● **PROBLEM REQUIREMENTS**: Gather up every line that includes the string "content".

(Stored data entries)
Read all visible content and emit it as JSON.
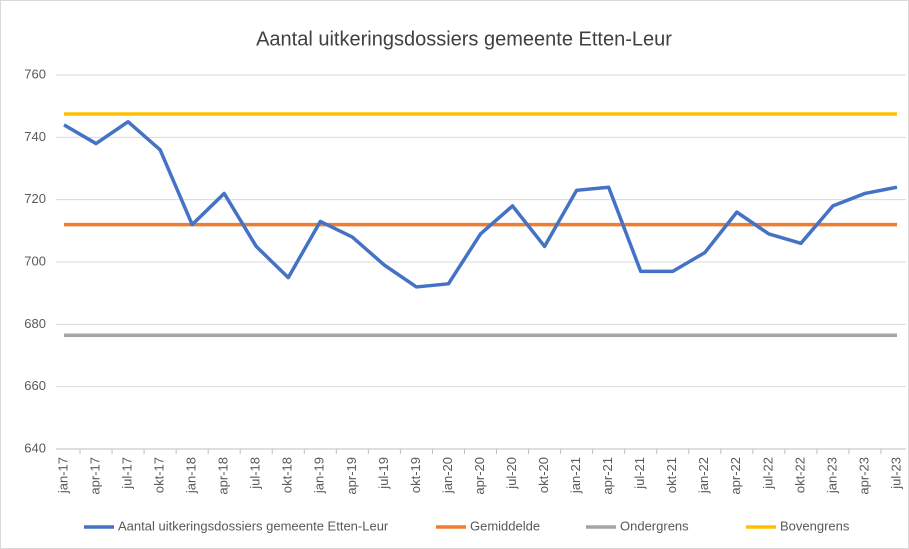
{
  "chart_data": {
    "type": "line",
    "title": "Aantal uitkeringsdossiers gemeente Etten-Leur",
    "categories": [
      "jan-17",
      "apr-17",
      "jul-17",
      "okt-17",
      "jan-18",
      "apr-18",
      "jul-18",
      "okt-18",
      "jan-19",
      "apr-19",
      "jul-19",
      "okt-19",
      "jan-20",
      "apr-20",
      "jul-20",
      "okt-20",
      "jan-21",
      "apr-21",
      "jul-21",
      "okt-21",
      "jan-22",
      "apr-22",
      "jul-22",
      "okt-22",
      "jan-23",
      "apr-23",
      "jul-23"
    ],
    "series": [
      {
        "name": "Aantal uitkeringsdossiers gemeente Etten-Leur",
        "color": "#4472c4",
        "values": [
          744,
          738,
          745,
          736,
          712,
          722,
          705,
          695,
          713,
          708,
          699,
          692,
          693,
          709,
          718,
          705,
          723,
          724,
          697,
          697,
          703,
          716,
          709,
          706,
          718,
          722,
          724
        ]
      },
      {
        "name": "Gemiddelde",
        "color": "#ed7d31",
        "values": [
          712,
          712,
          712,
          712,
          712,
          712,
          712,
          712,
          712,
          712,
          712,
          712,
          712,
          712,
          712,
          712,
          712,
          712,
          712,
          712,
          712,
          712,
          712,
          712,
          712,
          712,
          712
        ]
      },
      {
        "name": "Ondergrens",
        "color": "#a5a5a5",
        "values": [
          676.5,
          676.5,
          676.5,
          676.5,
          676.5,
          676.5,
          676.5,
          676.5,
          676.5,
          676.5,
          676.5,
          676.5,
          676.5,
          676.5,
          676.5,
          676.5,
          676.5,
          676.5,
          676.5,
          676.5,
          676.5,
          676.5,
          676.5,
          676.5,
          676.5,
          676.5,
          676.5
        ]
      },
      {
        "name": "Bovengrens",
        "color": "#ffc000",
        "values": [
          747.5,
          747.5,
          747.5,
          747.5,
          747.5,
          747.5,
          747.5,
          747.5,
          747.5,
          747.5,
          747.5,
          747.5,
          747.5,
          747.5,
          747.5,
          747.5,
          747.5,
          747.5,
          747.5,
          747.5,
          747.5,
          747.5,
          747.5,
          747.5,
          747.5,
          747.5,
          747.5
        ]
      }
    ],
    "ylim": [
      640,
      760
    ],
    "yticks": [
      640,
      660,
      680,
      700,
      720,
      740,
      760
    ],
    "grid": true,
    "legend": "bottom"
  }
}
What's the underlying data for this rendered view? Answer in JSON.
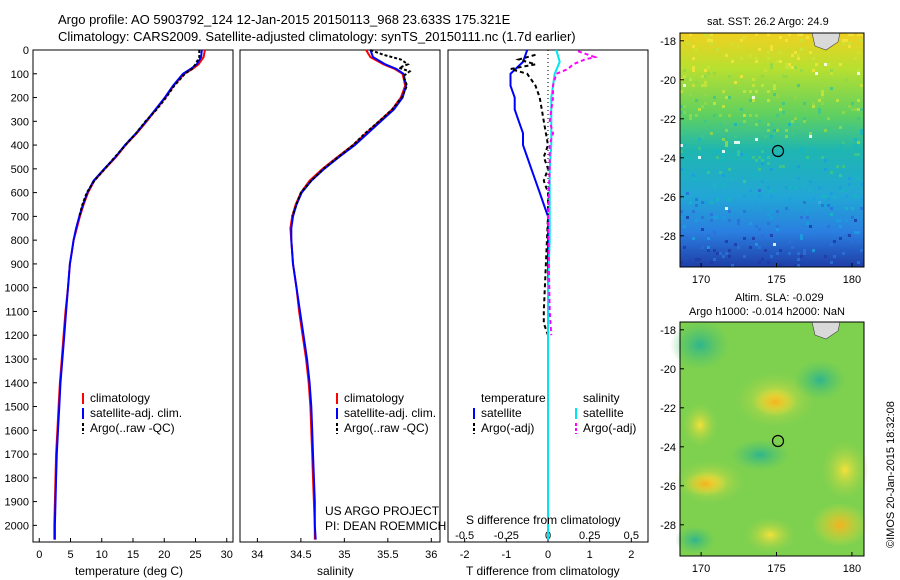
{
  "header": {
    "line1": "Argo profile: AO 5903792_124 12-Jan-2015 20150113_968 23.633S 175.321E",
    "line2": "Climatology: CARS2009. Satellite-adjusted climatology: synTS_20150111.nc (1.7d earlier)"
  },
  "credit": {
    "line1": "US ARGO PROJECT",
    "line2": "PI: DEAN ROEMMICH"
  },
  "timestamp": "©IMOS 20-Jan-2015 18:32:08",
  "colors": {
    "climatology": "#ff0000",
    "satellite": "#0000ff",
    "argo": "#000000",
    "sal_satellite": "#00e5ee",
    "sal_argo": "#ff00ff"
  },
  "map_top": {
    "title": "sat. SST: 26.2  Argo: 24.9",
    "xticks": [
      170,
      175,
      180
    ],
    "yticks": [
      -18,
      -20,
      -22,
      -24,
      -26,
      -28
    ]
  },
  "map_bottom": {
    "title1": "Altim. SLA: -0.029",
    "title2": "Argo h1000: -0.014 h2000: NaN",
    "xticks": [
      170,
      175,
      180
    ],
    "yticks": [
      -18,
      -20,
      -22,
      -24,
      -26,
      -28
    ]
  },
  "chart_data": [
    {
      "type": "line",
      "xlabel": "temperature (deg C)",
      "ylabel": "",
      "xlim": [
        -1,
        31
      ],
      "ylim": [
        2070,
        0
      ],
      "xticks": [
        0,
        5,
        10,
        15,
        20,
        25,
        30
      ],
      "yticks": [
        0,
        100,
        200,
        300,
        400,
        500,
        600,
        700,
        800,
        900,
        1000,
        1100,
        1200,
        1300,
        1400,
        1500,
        1600,
        1700,
        1800,
        1900,
        2000
      ],
      "legend": [
        "climatology",
        "satellite-adj. clim.",
        "Argo(..raw -QC)"
      ],
      "series": [
        {
          "name": "climatology",
          "points": [
            [
              26.5,
              0
            ],
            [
              26.3,
              30
            ],
            [
              25.5,
              60
            ],
            [
              24.5,
              80
            ],
            [
              23.2,
              100
            ],
            [
              21.5,
              150
            ],
            [
              20.2,
              200
            ],
            [
              18.7,
              250
            ],
            [
              17.2,
              300
            ],
            [
              15.6,
              350
            ],
            [
              13.8,
              400
            ],
            [
              12.3,
              450
            ],
            [
              10.5,
              500
            ],
            [
              8.8,
              550
            ],
            [
              7.8,
              600
            ],
            [
              7.1,
              650
            ],
            [
              6.5,
              700
            ],
            [
              6,
              750
            ],
            [
              5.5,
              800
            ],
            [
              5.2,
              850
            ],
            [
              4.9,
              900
            ],
            [
              4.6,
              1000
            ],
            [
              4.2,
              1100
            ],
            [
              3.9,
              1200
            ],
            [
              3.6,
              1300
            ],
            [
              3.3,
              1400
            ],
            [
              3.1,
              1500
            ],
            [
              2.9,
              1600
            ],
            [
              2.7,
              1700
            ],
            [
              2.6,
              1800
            ],
            [
              2.5,
              1900
            ],
            [
              2.4,
              2000
            ],
            [
              2.4,
              2060
            ]
          ]
        },
        {
          "name": "satellite-adj. clim.",
          "points": [
            [
              26,
              0
            ],
            [
              25.9,
              30
            ],
            [
              25.2,
              60
            ],
            [
              24.2,
              80
            ],
            [
              23,
              100
            ],
            [
              21.4,
              150
            ],
            [
              20.1,
              200
            ],
            [
              18.6,
              250
            ],
            [
              17.1,
              300
            ],
            [
              15.5,
              350
            ],
            [
              13.7,
              400
            ],
            [
              12.2,
              450
            ],
            [
              10.4,
              500
            ],
            [
              8.7,
              550
            ],
            [
              7.7,
              600
            ],
            [
              7,
              650
            ],
            [
              6.4,
              700
            ],
            [
              5.9,
              750
            ],
            [
              5.5,
              800
            ],
            [
              5.2,
              850
            ],
            [
              4.9,
              900
            ],
            [
              4.6,
              1000
            ],
            [
              4.3,
              1100
            ],
            [
              4,
              1200
            ],
            [
              3.7,
              1300
            ],
            [
              3.4,
              1400
            ],
            [
              3.2,
              1500
            ],
            [
              3,
              1600
            ],
            [
              2.8,
              1700
            ],
            [
              2.7,
              1800
            ],
            [
              2.6,
              1900
            ],
            [
              2.5,
              2000
            ],
            [
              2.5,
              2060
            ]
          ]
        },
        {
          "name": "Argo(..raw -QC)",
          "points": [
            [
              25.6,
              0
            ],
            [
              25.6,
              30
            ],
            [
              25,
              60
            ],
            [
              24.4,
              80
            ],
            [
              23.3,
              100
            ],
            [
              21.6,
              150
            ],
            [
              20.3,
              200
            ],
            [
              18.8,
              250
            ],
            [
              17,
              300
            ],
            [
              15.5,
              350
            ],
            [
              13.8,
              400
            ],
            [
              12.1,
              450
            ],
            [
              10.5,
              500
            ],
            [
              8.8,
              550
            ],
            [
              7.6,
              600
            ],
            [
              6.9,
              650
            ],
            [
              6.4,
              700
            ]
          ]
        }
      ]
    },
    {
      "type": "line",
      "xlabel": "salinity",
      "xlim": [
        33.8,
        36.1
      ],
      "ylim": [
        2070,
        0
      ],
      "xticks": [
        34,
        34.5,
        35,
        35.5,
        36
      ],
      "legend": [
        "climatology",
        "satellite-adj. clim.",
        "Argo(..raw -QC)"
      ],
      "series": [
        {
          "name": "climatology",
          "points": [
            [
              35.25,
              0
            ],
            [
              35.3,
              30
            ],
            [
              35.45,
              60
            ],
            [
              35.58,
              80
            ],
            [
              35.67,
              100
            ],
            [
              35.7,
              150
            ],
            [
              35.65,
              200
            ],
            [
              35.55,
              250
            ],
            [
              35.4,
              300
            ],
            [
              35.25,
              350
            ],
            [
              35.1,
              400
            ],
            [
              34.92,
              450
            ],
            [
              34.75,
              500
            ],
            [
              34.6,
              550
            ],
            [
              34.5,
              600
            ],
            [
              34.44,
              650
            ],
            [
              34.4,
              700
            ],
            [
              34.38,
              750
            ],
            [
              34.39,
              800
            ],
            [
              34.41,
              900
            ],
            [
              34.45,
              1000
            ],
            [
              34.48,
              1100
            ],
            [
              34.52,
              1200
            ],
            [
              34.56,
              1300
            ],
            [
              34.59,
              1400
            ],
            [
              34.61,
              1500
            ],
            [
              34.62,
              1600
            ],
            [
              34.63,
              1700
            ],
            [
              34.64,
              1800
            ],
            [
              34.65,
              1900
            ],
            [
              34.66,
              2000
            ],
            [
              34.66,
              2060
            ]
          ]
        },
        {
          "name": "satellite-adj. clim.",
          "points": [
            [
              35.3,
              0
            ],
            [
              35.33,
              30
            ],
            [
              35.47,
              60
            ],
            [
              35.6,
              80
            ],
            [
              35.68,
              100
            ],
            [
              35.71,
              150
            ],
            [
              35.67,
              200
            ],
            [
              35.57,
              250
            ],
            [
              35.42,
              300
            ],
            [
              35.27,
              350
            ],
            [
              35.12,
              400
            ],
            [
              34.94,
              450
            ],
            [
              34.77,
              500
            ],
            [
              34.62,
              550
            ],
            [
              34.51,
              600
            ],
            [
              34.45,
              650
            ],
            [
              34.41,
              700
            ],
            [
              34.39,
              750
            ],
            [
              34.39,
              800
            ],
            [
              34.41,
              900
            ],
            [
              34.45,
              1000
            ],
            [
              34.49,
              1100
            ],
            [
              34.53,
              1200
            ],
            [
              34.57,
              1300
            ],
            [
              34.6,
              1400
            ],
            [
              34.62,
              1500
            ],
            [
              34.63,
              1600
            ],
            [
              34.64,
              1700
            ],
            [
              34.65,
              1800
            ],
            [
              34.66,
              1900
            ],
            [
              34.66,
              2000
            ],
            [
              34.67,
              2060
            ]
          ]
        },
        {
          "name": "Argo(..raw -QC)",
          "points": [
            [
              35.3,
              0
            ],
            [
              35.45,
              20
            ],
            [
              35.65,
              40
            ],
            [
              35.73,
              60
            ],
            [
              35.63,
              75
            ],
            [
              35.75,
              90
            ],
            [
              35.68,
              110
            ],
            [
              35.72,
              150
            ],
            [
              35.66,
              200
            ],
            [
              35.55,
              250
            ],
            [
              35.4,
              300
            ],
            [
              35.24,
              350
            ],
            [
              35.1,
              400
            ],
            [
              34.93,
              450
            ],
            [
              34.76,
              500
            ],
            [
              34.62,
              550
            ],
            [
              34.5,
              600
            ],
            [
              34.45,
              650
            ],
            [
              34.4,
              700
            ]
          ]
        }
      ]
    },
    {
      "type": "line",
      "title": "",
      "xlabel": "T difference from climatology",
      "x2label": "S difference from climatology",
      "xlim": [
        -2.4,
        2.4
      ],
      "ylim": [
        2070,
        0
      ],
      "xticks": [
        -2,
        -1,
        0,
        1,
        2
      ],
      "x2ticks": [
        -0.5,
        -0.25,
        0,
        0.25,
        0.5
      ],
      "legend_left_title": "temperature",
      "legend_right_title": "salinity",
      "legend": [
        "satellite",
        "Argo(-adj)",
        "satellite",
        "Argo(-adj)"
      ],
      "series": [
        {
          "name": "satellite",
          "variable": "temperature",
          "points": [
            [
              -0.5,
              0
            ],
            [
              -0.6,
              50
            ],
            [
              -0.9,
              100
            ],
            [
              -0.9,
              150
            ],
            [
              -0.8,
              200
            ],
            [
              -0.8,
              250
            ],
            [
              -0.7,
              300
            ],
            [
              -0.6,
              350
            ],
            [
              -0.6,
              400
            ],
            [
              -0.5,
              450
            ],
            [
              -0.4,
              500
            ],
            [
              -0.3,
              550
            ],
            [
              -0.2,
              600
            ],
            [
              -0.1,
              650
            ],
            [
              0,
              700
            ],
            [
              0,
              800
            ],
            [
              0,
              1000
            ],
            [
              0,
              1500
            ],
            [
              0,
              2000
            ],
            [
              0,
              2060
            ]
          ]
        },
        {
          "name": "Argo(-adj)",
          "variable": "temperature",
          "points": [
            [
              -0.3,
              20
            ],
            [
              -0.7,
              40
            ],
            [
              -0.3,
              60
            ],
            [
              -0.9,
              80
            ],
            [
              -0.5,
              100
            ],
            [
              -0.3,
              150
            ],
            [
              -0.2,
              200
            ],
            [
              -0.1,
              300
            ],
            [
              0,
              400
            ],
            [
              -0.1,
              450
            ],
            [
              0,
              500
            ],
            [
              -0.1,
              550
            ],
            [
              0,
              600
            ],
            [
              0,
              700
            ],
            [
              -0.1,
              1100
            ],
            [
              -0.1,
              1150
            ],
            [
              0,
              1200
            ]
          ]
        },
        {
          "name": "satellite",
          "variable": "salinity",
          "points": [
            [
              0.05,
              0
            ],
            [
              0.07,
              50
            ],
            [
              0.04,
              100
            ],
            [
              0.03,
              150
            ],
            [
              0.02,
              200
            ],
            [
              0.02,
              300
            ],
            [
              0.02,
              400
            ],
            [
              0.01,
              500
            ],
            [
              0.01,
              600
            ],
            [
              0.01,
              800
            ],
            [
              0,
              1000
            ],
            [
              0,
              1500
            ],
            [
              0,
              2000
            ],
            [
              0,
              2060
            ]
          ]
        },
        {
          "name": "Argo(-adj)",
          "variable": "salinity",
          "points": [
            [
              0.18,
              5
            ],
            [
              0.28,
              30
            ],
            [
              0.22,
              40
            ],
            [
              0.15,
              60
            ],
            [
              0.12,
              80
            ],
            [
              0.05,
              100
            ],
            [
              0.03,
              150
            ],
            [
              0.03,
              200
            ],
            [
              0.01,
              300
            ],
            [
              0.03,
              350
            ],
            [
              0.01,
              400
            ],
            [
              0.01,
              500
            ],
            [
              0,
              700
            ],
            [
              0.01,
              1100
            ],
            [
              0.02,
              1200
            ]
          ]
        }
      ]
    }
  ]
}
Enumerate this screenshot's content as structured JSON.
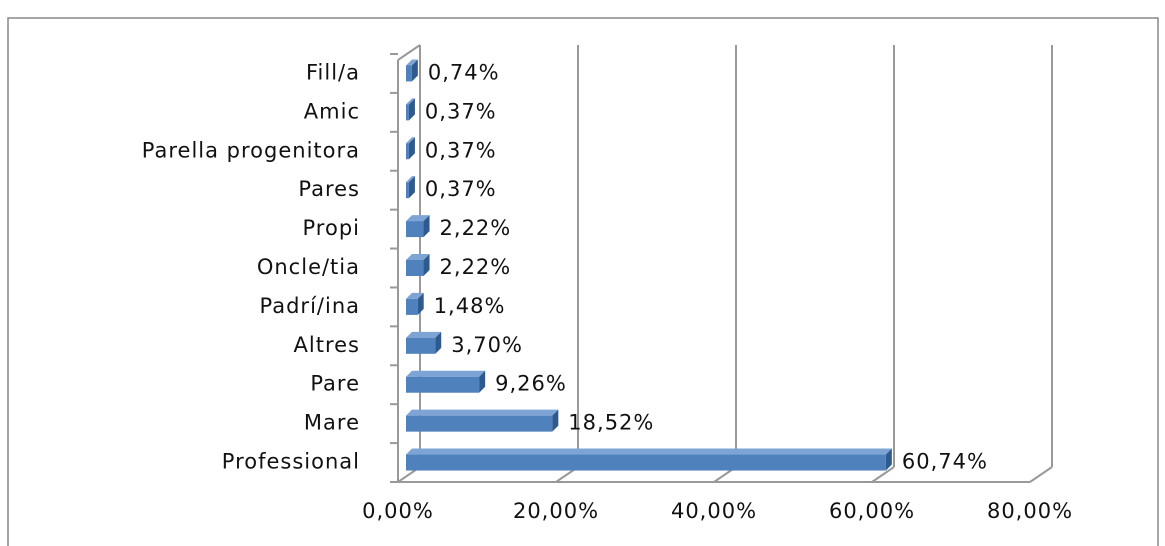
{
  "chart_data": {
    "type": "bar",
    "orientation": "horizontal",
    "categories": [
      "Fill/a",
      "Amic",
      "Parella progenitora",
      "Pares",
      "Propi",
      "Oncle/tia",
      "Padrí/ina",
      "Altres",
      "Pare",
      "Mare",
      "Professional"
    ],
    "values": [
      0.74,
      0.37,
      0.37,
      0.37,
      2.22,
      2.22,
      1.48,
      3.7,
      9.26,
      18.52,
      60.74
    ],
    "value_labels": [
      "0,74%",
      "0,37%",
      "0,37%",
      "0,37%",
      "2,22%",
      "2,22%",
      "1,48%",
      "3,70%",
      "9,26%",
      "18,52%",
      "60,74%"
    ],
    "color": "#4f81bd",
    "xlim": [
      0,
      80
    ],
    "xticks": [
      {
        "value": 0,
        "label": "0,00%"
      },
      {
        "value": 20,
        "label": "20,00%"
      },
      {
        "value": 40,
        "label": "40,00%"
      },
      {
        "value": 60,
        "label": "60,00%"
      },
      {
        "value": 80,
        "label": "80,00%"
      }
    ],
    "grid": true
  }
}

● **ANSWER**:
Read all visible content and emit it as JSON.
Enumerate this screenshot's content as structured JSON.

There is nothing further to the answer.